§ **Problem details**:
Give back all the data exactly, line by line.

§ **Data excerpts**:
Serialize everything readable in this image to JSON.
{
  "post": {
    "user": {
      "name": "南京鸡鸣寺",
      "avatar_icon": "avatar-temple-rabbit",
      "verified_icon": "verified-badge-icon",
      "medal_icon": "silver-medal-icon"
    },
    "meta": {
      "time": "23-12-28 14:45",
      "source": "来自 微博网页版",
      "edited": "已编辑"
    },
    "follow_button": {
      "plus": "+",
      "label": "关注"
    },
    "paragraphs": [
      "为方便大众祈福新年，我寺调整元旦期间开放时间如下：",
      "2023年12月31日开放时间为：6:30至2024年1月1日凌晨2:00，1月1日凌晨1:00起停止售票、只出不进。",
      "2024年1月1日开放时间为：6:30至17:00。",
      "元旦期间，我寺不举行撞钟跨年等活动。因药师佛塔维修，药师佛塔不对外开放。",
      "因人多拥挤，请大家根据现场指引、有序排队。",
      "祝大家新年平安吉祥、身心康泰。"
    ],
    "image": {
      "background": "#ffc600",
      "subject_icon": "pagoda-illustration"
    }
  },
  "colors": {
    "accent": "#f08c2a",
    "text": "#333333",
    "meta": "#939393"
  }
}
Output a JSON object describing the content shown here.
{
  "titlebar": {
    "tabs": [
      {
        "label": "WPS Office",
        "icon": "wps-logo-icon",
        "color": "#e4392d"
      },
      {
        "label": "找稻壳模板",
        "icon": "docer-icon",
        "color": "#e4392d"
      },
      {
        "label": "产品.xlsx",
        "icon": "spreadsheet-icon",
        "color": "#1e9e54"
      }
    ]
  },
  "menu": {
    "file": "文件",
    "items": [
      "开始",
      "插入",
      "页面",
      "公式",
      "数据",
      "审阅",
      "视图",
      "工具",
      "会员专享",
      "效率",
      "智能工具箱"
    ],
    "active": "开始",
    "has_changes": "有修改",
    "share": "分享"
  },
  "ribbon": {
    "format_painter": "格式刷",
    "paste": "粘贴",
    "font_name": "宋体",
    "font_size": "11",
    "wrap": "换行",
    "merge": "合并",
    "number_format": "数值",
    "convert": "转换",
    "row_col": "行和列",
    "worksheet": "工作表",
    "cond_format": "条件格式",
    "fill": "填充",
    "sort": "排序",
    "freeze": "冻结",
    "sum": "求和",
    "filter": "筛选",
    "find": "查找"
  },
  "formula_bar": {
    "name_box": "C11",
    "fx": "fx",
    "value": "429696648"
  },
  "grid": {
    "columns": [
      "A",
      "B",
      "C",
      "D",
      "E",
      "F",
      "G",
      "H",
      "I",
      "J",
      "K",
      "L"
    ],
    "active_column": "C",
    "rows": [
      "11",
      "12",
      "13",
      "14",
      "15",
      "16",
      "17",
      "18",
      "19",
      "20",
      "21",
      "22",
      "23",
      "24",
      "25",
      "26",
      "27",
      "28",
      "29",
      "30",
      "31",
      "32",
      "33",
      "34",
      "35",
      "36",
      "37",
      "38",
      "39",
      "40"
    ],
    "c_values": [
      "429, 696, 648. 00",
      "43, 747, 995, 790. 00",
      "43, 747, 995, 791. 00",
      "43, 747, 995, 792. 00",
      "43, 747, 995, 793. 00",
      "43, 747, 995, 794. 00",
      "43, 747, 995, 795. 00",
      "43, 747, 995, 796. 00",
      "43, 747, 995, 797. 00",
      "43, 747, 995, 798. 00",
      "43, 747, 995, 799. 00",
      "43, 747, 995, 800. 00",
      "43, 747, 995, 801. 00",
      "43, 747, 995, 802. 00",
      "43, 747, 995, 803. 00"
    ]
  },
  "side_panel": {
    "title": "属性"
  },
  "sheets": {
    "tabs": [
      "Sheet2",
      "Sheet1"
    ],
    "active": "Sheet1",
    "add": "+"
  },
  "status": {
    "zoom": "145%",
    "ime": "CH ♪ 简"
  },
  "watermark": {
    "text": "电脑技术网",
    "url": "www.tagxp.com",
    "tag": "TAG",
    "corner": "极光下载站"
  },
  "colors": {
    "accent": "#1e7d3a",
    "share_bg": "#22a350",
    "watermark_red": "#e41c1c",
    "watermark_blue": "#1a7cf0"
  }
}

§ **Result**:
Serialize everything readable in this image to JSON.
{
  "post": {
    "user": {
      "name": "南京鸡鸣寺",
      "avatar_icon": "avatar-temple-rabbit",
      "verified_icon": "verified-badge-icon",
      "medal_icon": "silver-medal-icon"
    },
    "meta": {
      "time": "23-12-28 14:45",
      "source": "来自 微博网页版",
      "edited": "已编辑"
    },
    "follow_button": {
      "plus": "+",
      "label": "关注"
    },
    "paragraphs": [
      "为方便大众祈福新年，我寺调整元旦期间开放时间如下：",
      "2023年12月31日开放时间为：6:30至2024年1月1日凌晨2:00，1月1日凌晨1:00起停止售票、只出不进。",
      "2024年1月1日开放时间为：6:30至17:00。",
      "元旦期间，我寺不举行撞钟跨年等活动。因药师佛塔维修，药师佛塔不对外开放。",
      "因人多拥挤，请大家根据现场指引、有序排队。",
      "祝大家新年平安吉祥、身心康泰。"
    ],
    "image": {
      "background": "#ffc600",
      "subject_icon": "pagoda-illustration"
    }
  },
  "colors": {
    "accent": "#f08c2a",
    "text": "#333333",
    "meta": "#939393"
  }
}
Output a JSON object describing the content shown here.
{
  "titlebar": {
    "tabs": [
      {
        "label": "WPS Office",
        "icon": "wps-logo-icon",
        "color": "#e4392d"
      },
      {
        "label": "找稻壳模板",
        "icon": "docer-icon",
        "color": "#e4392d"
      },
      {
        "label": "产品.xlsx",
        "icon": "spreadsheet-icon",
        "color": "#1e9e54"
      }
    ]
  },
  "menu": {
    "file": "文件",
    "items": [
      "开始",
      "插入",
      "页面",
      "公式",
      "数据",
      "审阅",
      "视图",
      "工具",
      "会员专享",
      "效率",
      "智能工具箱"
    ],
    "active": "开始",
    "has_changes": "有修改",
    "share": "分享"
  },
  "ribbon": {
    "format_painter": "格式刷",
    "paste": "粘贴",
    "font_name": "宋体",
    "font_size": "11",
    "wrap": "换行",
    "merge": "合并",
    "number_format": "数值",
    "convert": "转换",
    "row_col": "行和列",
    "worksheet": "工作表",
    "cond_format": "条件格式",
    "fill": "填充",
    "sort": "排序",
    "freeze": "冻结",
    "sum": "求和",
    "filter": "筛选",
    "find": "查找"
  },
  "formula_bar": {
    "name_box": "C11",
    "fx": "fx",
    "value": "429696648"
  },
  "grid": {
    "columns": [
      "A",
      "B",
      "C",
      "D",
      "E",
      "F",
      "G",
      "H",
      "I",
      "J",
      "K",
      "L"
    ],
    "active_column": "C",
    "rows": [
      "11",
      "12",
      "13",
      "14",
      "15",
      "16",
      "17",
      "18",
      "19",
      "20",
      "21",
      "22",
      "23",
      "24",
      "25",
      "26",
      "27",
      "28",
      "29",
      "30",
      "31",
      "32",
      "33",
      "34",
      "35",
      "36",
      "37",
      "38",
      "39",
      "40"
    ],
    "c_values": [
      "429, 696, 648. 00",
      "43, 747, 995, 790. 00",
      "43, 747, 995, 791. 00",
      "43, 747, 995, 792. 00",
      "43, 747, 995, 793. 00",
      "43, 747, 995, 794. 00",
      "43, 747, 995, 795. 00",
      "43, 747, 995, 796. 00",
      "43, 747, 995, 797. 00",
      "43, 747, 995, 798. 00",
      "43, 747, 995, 799. 00",
      "43, 747, 995, 800. 00",
      "43, 747, 995, 801. 00",
      "43, 747, 995, 802. 00",
      "43, 747, 995, 803. 00"
    ]
  },
  "side_panel": {
    "title": "属性"
  },
  "sheets": {
    "tabs": [
      "Sheet2",
      "Sheet1"
    ],
    "active": "Sheet1",
    "add": "+"
  },
  "status": {
    "zoom": "145%",
    "ime": "CH ♪ 简"
  },
  "watermark": {
    "text": "电脑技术网",
    "url": "www.tagxp.com",
    "tag": "TAG",
    "corner": "极光下载站"
  },
  "colors": {
    "accent": "#1e7d3a",
    "share_bg": "#22a350",
    "watermark_red": "#e41c1c",
    "watermark_blue": "#1a7cf0"
  }
}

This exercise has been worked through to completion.